-- START --

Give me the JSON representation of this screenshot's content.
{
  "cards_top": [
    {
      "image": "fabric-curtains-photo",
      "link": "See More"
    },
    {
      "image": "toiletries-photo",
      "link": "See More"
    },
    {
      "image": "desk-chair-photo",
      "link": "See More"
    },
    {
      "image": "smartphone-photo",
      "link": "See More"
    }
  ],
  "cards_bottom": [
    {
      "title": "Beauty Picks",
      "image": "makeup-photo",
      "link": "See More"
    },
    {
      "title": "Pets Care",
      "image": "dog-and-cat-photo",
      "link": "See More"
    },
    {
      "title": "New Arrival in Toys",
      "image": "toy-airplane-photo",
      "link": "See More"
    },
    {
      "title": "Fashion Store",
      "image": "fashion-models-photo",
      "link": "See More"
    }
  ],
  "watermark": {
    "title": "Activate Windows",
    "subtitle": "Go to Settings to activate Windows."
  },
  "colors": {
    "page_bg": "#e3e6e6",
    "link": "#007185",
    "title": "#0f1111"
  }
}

-- END --

- [PROBLEM TO SOLVE]: Copy down the material exactly as written.

- [TASK SOLUTION]:
Give me the JSON representation of this screenshot's content.
{
  "cards_top": [
    {
      "image": "fabric-curtains-photo",
      "link": "See More"
    },
    {
      "image": "toiletries-photo",
      "link": "See More"
    },
    {
      "image": "desk-chair-photo",
      "link": "See More"
    },
    {
      "image": "smartphone-photo",
      "link": "See More"
    }
  ],
  "cards_bottom": [
    {
      "title": "Beauty Picks",
      "image": "makeup-photo",
      "link": "See More"
    },
    {
      "title": "Pets Care",
      "image": "dog-and-cat-photo",
      "link": "See More"
    },
    {
      "title": "New Arrival in Toys",
      "image": "toy-airplane-photo",
      "link": "See More"
    },
    {
      "title": "Fashion Store",
      "image": "fashion-models-photo",
      "link": "See More"
    }
  ],
  "watermark": {
    "title": "Activate Windows",
    "subtitle": "Go to Settings to activate Windows."
  },
  "colors": {
    "page_bg": "#e3e6e6",
    "link": "#007185",
    "title": "#0f1111"
  }
}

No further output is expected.